*Given data:*
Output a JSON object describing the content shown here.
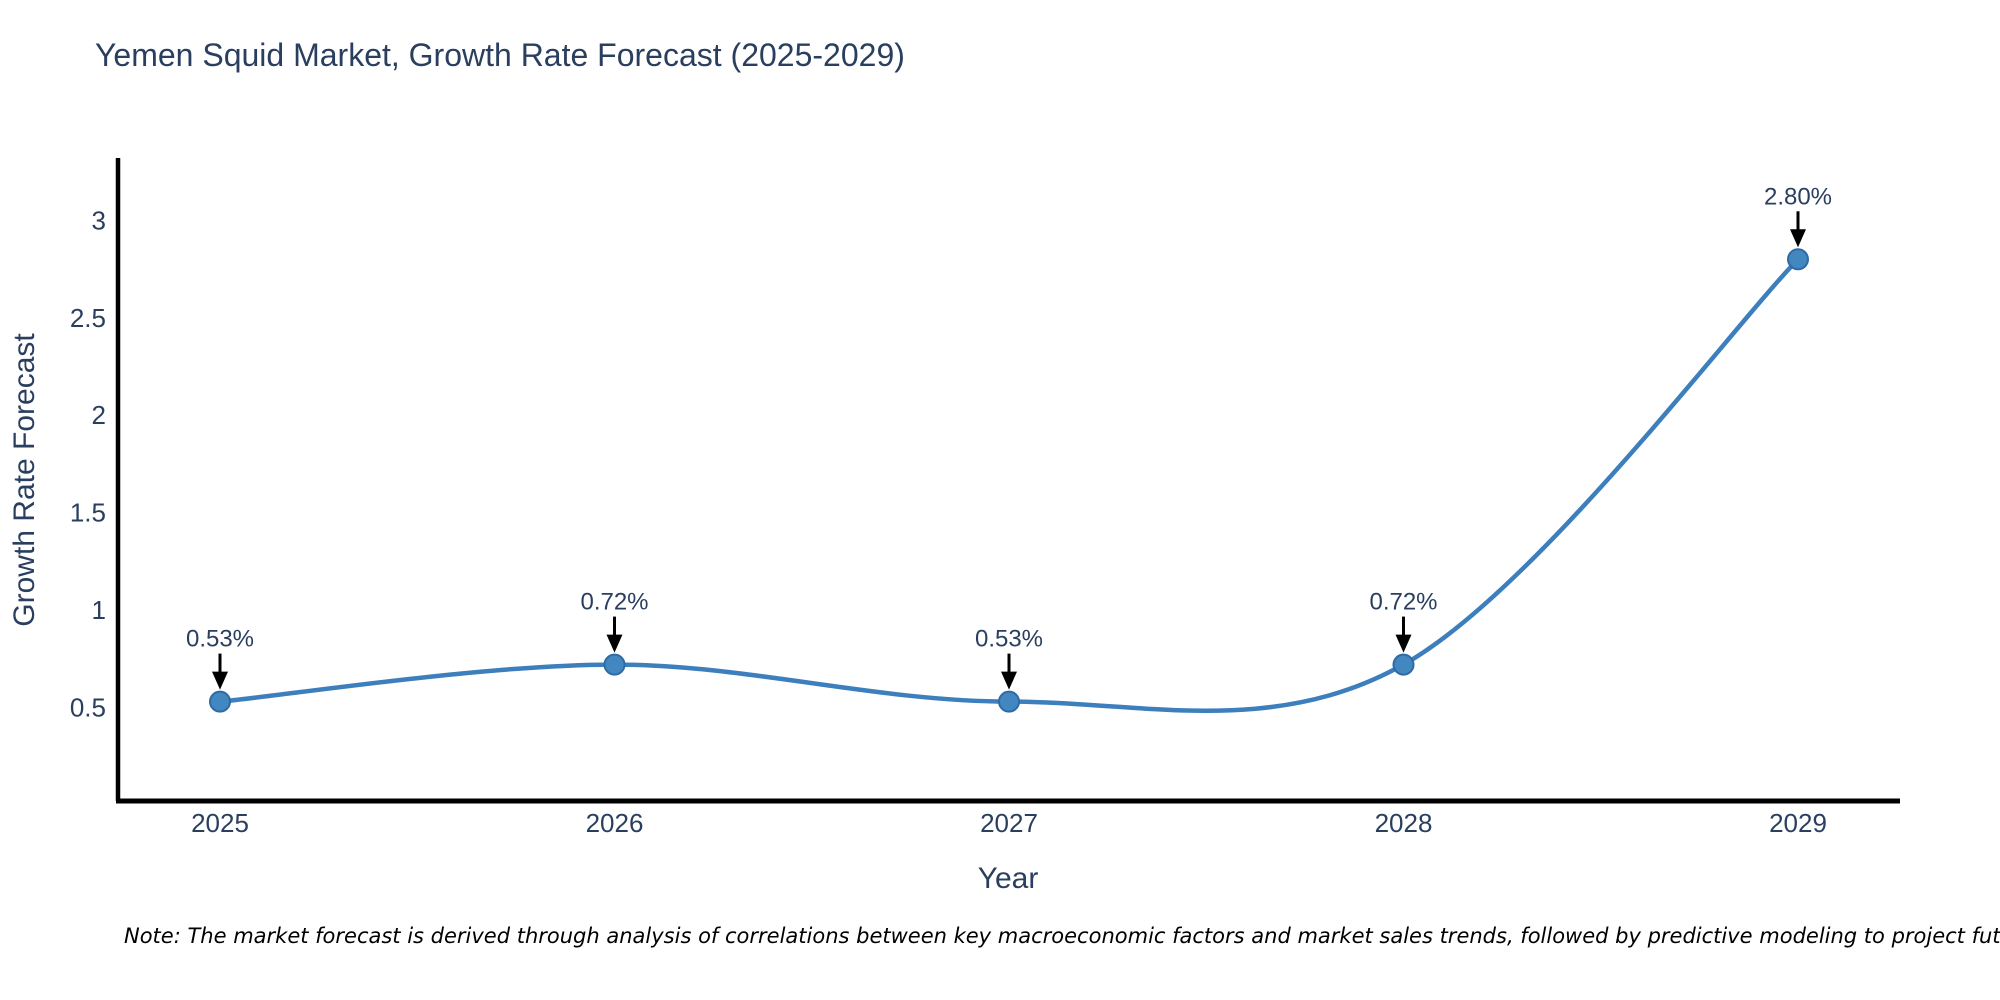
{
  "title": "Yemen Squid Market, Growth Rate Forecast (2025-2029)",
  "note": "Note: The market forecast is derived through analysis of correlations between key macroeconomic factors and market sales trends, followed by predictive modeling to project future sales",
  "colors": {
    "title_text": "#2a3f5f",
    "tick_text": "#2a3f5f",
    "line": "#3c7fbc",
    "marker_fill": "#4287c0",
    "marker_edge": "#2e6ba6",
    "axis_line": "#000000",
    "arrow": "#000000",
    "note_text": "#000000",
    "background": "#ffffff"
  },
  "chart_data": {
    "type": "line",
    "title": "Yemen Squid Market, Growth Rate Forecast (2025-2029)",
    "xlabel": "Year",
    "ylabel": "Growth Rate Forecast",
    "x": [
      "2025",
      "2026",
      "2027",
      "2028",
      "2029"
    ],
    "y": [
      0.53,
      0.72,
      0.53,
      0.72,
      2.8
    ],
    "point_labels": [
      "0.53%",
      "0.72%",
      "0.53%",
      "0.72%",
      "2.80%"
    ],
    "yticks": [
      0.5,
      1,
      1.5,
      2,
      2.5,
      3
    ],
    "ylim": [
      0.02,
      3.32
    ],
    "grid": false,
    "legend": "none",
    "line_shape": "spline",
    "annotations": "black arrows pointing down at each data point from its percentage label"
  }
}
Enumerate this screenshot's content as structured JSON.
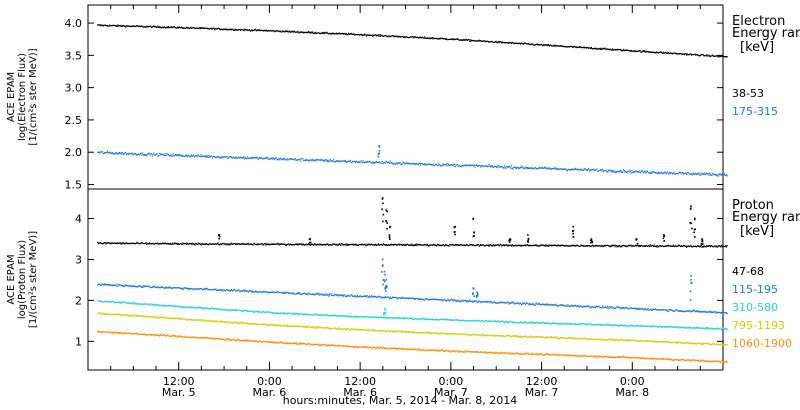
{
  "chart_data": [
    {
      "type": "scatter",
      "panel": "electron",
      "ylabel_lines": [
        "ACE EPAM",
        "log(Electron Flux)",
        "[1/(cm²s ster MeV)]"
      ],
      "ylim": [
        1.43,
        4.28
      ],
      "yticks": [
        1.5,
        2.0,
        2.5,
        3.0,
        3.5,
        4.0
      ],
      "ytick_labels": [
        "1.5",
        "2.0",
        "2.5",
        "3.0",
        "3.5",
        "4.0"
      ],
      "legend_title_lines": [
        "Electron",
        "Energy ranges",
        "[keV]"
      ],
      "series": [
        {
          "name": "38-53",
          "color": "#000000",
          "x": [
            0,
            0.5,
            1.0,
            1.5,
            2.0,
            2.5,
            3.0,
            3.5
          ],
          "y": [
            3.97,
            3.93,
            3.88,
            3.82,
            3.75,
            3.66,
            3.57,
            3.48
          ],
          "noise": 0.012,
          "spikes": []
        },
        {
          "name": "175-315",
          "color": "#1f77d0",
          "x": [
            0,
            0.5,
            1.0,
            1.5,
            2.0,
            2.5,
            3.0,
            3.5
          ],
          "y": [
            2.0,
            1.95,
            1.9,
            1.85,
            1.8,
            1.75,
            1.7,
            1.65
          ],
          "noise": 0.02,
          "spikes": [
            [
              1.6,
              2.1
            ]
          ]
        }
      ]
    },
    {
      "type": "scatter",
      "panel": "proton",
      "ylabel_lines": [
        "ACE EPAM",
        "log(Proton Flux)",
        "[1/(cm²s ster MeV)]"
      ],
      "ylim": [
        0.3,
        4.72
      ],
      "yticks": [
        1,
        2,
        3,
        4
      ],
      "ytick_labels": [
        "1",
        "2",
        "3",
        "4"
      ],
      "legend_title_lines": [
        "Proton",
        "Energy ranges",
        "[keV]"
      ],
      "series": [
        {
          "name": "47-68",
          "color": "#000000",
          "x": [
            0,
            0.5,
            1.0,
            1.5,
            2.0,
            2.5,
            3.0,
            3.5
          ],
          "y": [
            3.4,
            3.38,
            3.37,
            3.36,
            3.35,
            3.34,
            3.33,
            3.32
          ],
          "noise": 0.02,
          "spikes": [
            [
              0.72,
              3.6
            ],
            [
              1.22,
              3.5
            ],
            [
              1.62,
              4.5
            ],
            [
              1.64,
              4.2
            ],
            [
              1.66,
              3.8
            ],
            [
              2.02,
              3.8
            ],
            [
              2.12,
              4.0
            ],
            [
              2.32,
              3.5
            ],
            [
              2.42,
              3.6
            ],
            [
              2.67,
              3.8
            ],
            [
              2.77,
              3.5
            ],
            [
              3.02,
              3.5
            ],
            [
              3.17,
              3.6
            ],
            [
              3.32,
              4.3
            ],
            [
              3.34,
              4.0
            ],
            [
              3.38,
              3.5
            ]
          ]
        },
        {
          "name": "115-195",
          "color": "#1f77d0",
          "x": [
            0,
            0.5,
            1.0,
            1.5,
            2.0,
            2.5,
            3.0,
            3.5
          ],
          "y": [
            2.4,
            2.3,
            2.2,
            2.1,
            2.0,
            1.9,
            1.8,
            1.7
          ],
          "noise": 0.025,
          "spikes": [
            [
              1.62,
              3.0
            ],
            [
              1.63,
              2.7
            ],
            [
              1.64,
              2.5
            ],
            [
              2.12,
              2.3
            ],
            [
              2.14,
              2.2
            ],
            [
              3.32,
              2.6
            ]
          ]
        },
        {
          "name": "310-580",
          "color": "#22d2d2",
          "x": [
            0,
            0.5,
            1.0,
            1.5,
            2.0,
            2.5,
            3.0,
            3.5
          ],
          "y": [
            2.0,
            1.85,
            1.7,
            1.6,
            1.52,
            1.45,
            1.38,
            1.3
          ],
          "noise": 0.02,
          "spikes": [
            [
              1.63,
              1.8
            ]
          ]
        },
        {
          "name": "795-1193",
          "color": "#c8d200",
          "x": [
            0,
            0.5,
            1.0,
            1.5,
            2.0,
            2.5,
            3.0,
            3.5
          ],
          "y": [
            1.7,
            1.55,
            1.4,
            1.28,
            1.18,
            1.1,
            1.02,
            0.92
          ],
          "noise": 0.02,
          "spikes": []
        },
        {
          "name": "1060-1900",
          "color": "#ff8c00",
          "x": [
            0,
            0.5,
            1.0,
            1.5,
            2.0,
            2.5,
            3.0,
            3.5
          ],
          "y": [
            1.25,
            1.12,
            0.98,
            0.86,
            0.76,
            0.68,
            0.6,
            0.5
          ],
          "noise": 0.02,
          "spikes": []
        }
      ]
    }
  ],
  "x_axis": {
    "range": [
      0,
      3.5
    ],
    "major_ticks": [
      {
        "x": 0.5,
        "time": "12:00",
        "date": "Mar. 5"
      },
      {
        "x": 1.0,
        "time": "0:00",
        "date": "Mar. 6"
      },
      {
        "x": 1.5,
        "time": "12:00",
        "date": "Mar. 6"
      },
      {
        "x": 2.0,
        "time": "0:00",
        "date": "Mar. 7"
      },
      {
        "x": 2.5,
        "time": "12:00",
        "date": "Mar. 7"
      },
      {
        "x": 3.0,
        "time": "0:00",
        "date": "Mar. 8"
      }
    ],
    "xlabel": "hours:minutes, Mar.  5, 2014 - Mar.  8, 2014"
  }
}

*Short exercise:*
An exact transcription of all the entries is required, without the pictures.

*Answer in full:*
Output a JSON object describing the content shown here.
{
  "title": "Yemen Squid Market, Growth Rate Forecast (2025-2029)",
  "note": "Note: The market forecast is derived through analysis of correlations between key macroeconomic factors and market sales trends, followed by predictive modeling to project future sales",
  "colors": {
    "title_text": "#2a3f5f",
    "tick_text": "#2a3f5f",
    "line": "#3c7fbc",
    "marker_fill": "#4287c0",
    "marker_edge": "#2e6ba6",
    "axis_line": "#000000",
    "arrow": "#000000",
    "note_text": "#000000",
    "background": "#ffffff"
  },
  "chart_data": {
    "type": "line",
    "title": "Yemen Squid Market, Growth Rate Forecast (2025-2029)",
    "xlabel": "Year",
    "ylabel": "Growth Rate Forecast",
    "x": [
      "2025",
      "2026",
      "2027",
      "2028",
      "2029"
    ],
    "y": [
      0.53,
      0.72,
      0.53,
      0.72,
      2.8
    ],
    "point_labels": [
      "0.53%",
      "0.72%",
      "0.53%",
      "0.72%",
      "2.80%"
    ],
    "yticks": [
      0.5,
      1,
      1.5,
      2,
      2.5,
      3
    ],
    "ylim": [
      0.02,
      3.32
    ],
    "grid": false,
    "legend": "none",
    "line_shape": "spline",
    "annotations": "black arrows pointing down at each data point from its percentage label"
  }
}
Enumerate this screenshot's content as structured JSON.
{
  "chart_data": [
    {
      "type": "scatter",
      "panel": "electron",
      "ylabel_lines": [
        "ACE EPAM",
        "log(Electron Flux)",
        "[1/(cm²s ster MeV)]"
      ],
      "ylim": [
        1.43,
        4.28
      ],
      "yticks": [
        1.5,
        2.0,
        2.5,
        3.0,
        3.5,
        4.0
      ],
      "ytick_labels": [
        "1.5",
        "2.0",
        "2.5",
        "3.0",
        "3.5",
        "4.0"
      ],
      "legend_title_lines": [
        "Electron",
        "Energy ranges",
        "[keV]"
      ],
      "series": [
        {
          "name": "38-53",
          "color": "#000000",
          "x": [
            0,
            0.5,
            1.0,
            1.5,
            2.0,
            2.5,
            3.0,
            3.5
          ],
          "y": [
            3.97,
            3.93,
            3.88,
            3.82,
            3.75,
            3.66,
            3.57,
            3.48
          ],
          "noise": 0.012,
          "spikes": []
        },
        {
          "name": "175-315",
          "color": "#1f77d0",
          "x": [
            0,
            0.5,
            1.0,
            1.5,
            2.0,
            2.5,
            3.0,
            3.5
          ],
          "y": [
            2.0,
            1.95,
            1.9,
            1.85,
            1.8,
            1.75,
            1.7,
            1.65
          ],
          "noise": 0.02,
          "spikes": [
            [
              1.6,
              2.1
            ]
          ]
        }
      ]
    },
    {
      "type": "scatter",
      "panel": "proton",
      "ylabel_lines": [
        "ACE EPAM",
        "log(Proton Flux)",
        "[1/(cm²s ster MeV)]"
      ],
      "ylim": [
        0.3,
        4.72
      ],
      "yticks": [
        1,
        2,
        3,
        4
      ],
      "ytick_labels": [
        "1",
        "2",
        "3",
        "4"
      ],
      "legend_title_lines": [
        "Proton",
        "Energy ranges",
        "[keV]"
      ],
      "series": [
        {
          "name": "47-68",
          "color": "#000000",
          "x": [
            0,
            0.5,
            1.0,
            1.5,
            2.0,
            2.5,
            3.0,
            3.5
          ],
          "y": [
            3.4,
            3.38,
            3.37,
            3.36,
            3.35,
            3.34,
            3.33,
            3.32
          ],
          "noise": 0.02,
          "spikes": [
            [
              0.72,
              3.6
            ],
            [
              1.22,
              3.5
            ],
            [
              1.62,
              4.5
            ],
            [
              1.64,
              4.2
            ],
            [
              1.66,
              3.8
            ],
            [
              2.02,
              3.8
            ],
            [
              2.12,
              4.0
            ],
            [
              2.32,
              3.5
            ],
            [
              2.42,
              3.6
            ],
            [
              2.67,
              3.8
            ],
            [
              2.77,
              3.5
            ],
            [
              3.02,
              3.5
            ],
            [
              3.17,
              3.6
            ],
            [
              3.32,
              4.3
            ],
            [
              3.34,
              4.0
            ],
            [
              3.38,
              3.5
            ]
          ]
        },
        {
          "name": "115-195",
          "color": "#1f77d0",
          "x": [
            0,
            0.5,
            1.0,
            1.5,
            2.0,
            2.5,
            3.0,
            3.5
          ],
          "y": [
            2.4,
            2.3,
            2.2,
            2.1,
            2.0,
            1.9,
            1.8,
            1.7
          ],
          "noise": 0.025,
          "spikes": [
            [
              1.62,
              3.0
            ],
            [
              1.63,
              2.7
            ],
            [
              1.64,
              2.5
            ],
            [
              2.12,
              2.3
            ],
            [
              2.14,
              2.2
            ],
            [
              3.32,
              2.6
            ]
          ]
        },
        {
          "name": "310-580",
          "color": "#22d2d2",
          "x": [
            0,
            0.5,
            1.0,
            1.5,
            2.0,
            2.5,
            3.0,
            3.5
          ],
          "y": [
            2.0,
            1.85,
            1.7,
            1.6,
            1.52,
            1.45,
            1.38,
            1.3
          ],
          "noise": 0.02,
          "spikes": [
            [
              1.63,
              1.8
            ]
          ]
        },
        {
          "name": "795-1193",
          "color": "#c8d200",
          "x": [
            0,
            0.5,
            1.0,
            1.5,
            2.0,
            2.5,
            3.0,
            3.5
          ],
          "y": [
            1.7,
            1.55,
            1.4,
            1.28,
            1.18,
            1.1,
            1.02,
            0.92
          ],
          "noise": 0.02,
          "spikes": []
        },
        {
          "name": "1060-1900",
          "color": "#ff8c00",
          "x": [
            0,
            0.5,
            1.0,
            1.5,
            2.0,
            2.5,
            3.0,
            3.5
          ],
          "y": [
            1.25,
            1.12,
            0.98,
            0.86,
            0.76,
            0.68,
            0.6,
            0.5
          ],
          "noise": 0.02,
          "spikes": []
        }
      ]
    }
  ],
  "x_axis": {
    "range": [
      0,
      3.5
    ],
    "major_ticks": [
      {
        "x": 0.5,
        "time": "12:00",
        "date": "Mar. 5"
      },
      {
        "x": 1.0,
        "time": "0:00",
        "date": "Mar. 6"
      },
      {
        "x": 1.5,
        "time": "12:00",
        "date": "Mar. 6"
      },
      {
        "x": 2.0,
        "time": "0:00",
        "date": "Mar. 7"
      },
      {
        "x": 2.5,
        "time": "12:00",
        "date": "Mar. 7"
      },
      {
        "x": 3.0,
        "time": "0:00",
        "date": "Mar. 8"
      }
    ],
    "xlabel": "hours:minutes, Mar.  5, 2014 - Mar.  8, 2014"
  }
}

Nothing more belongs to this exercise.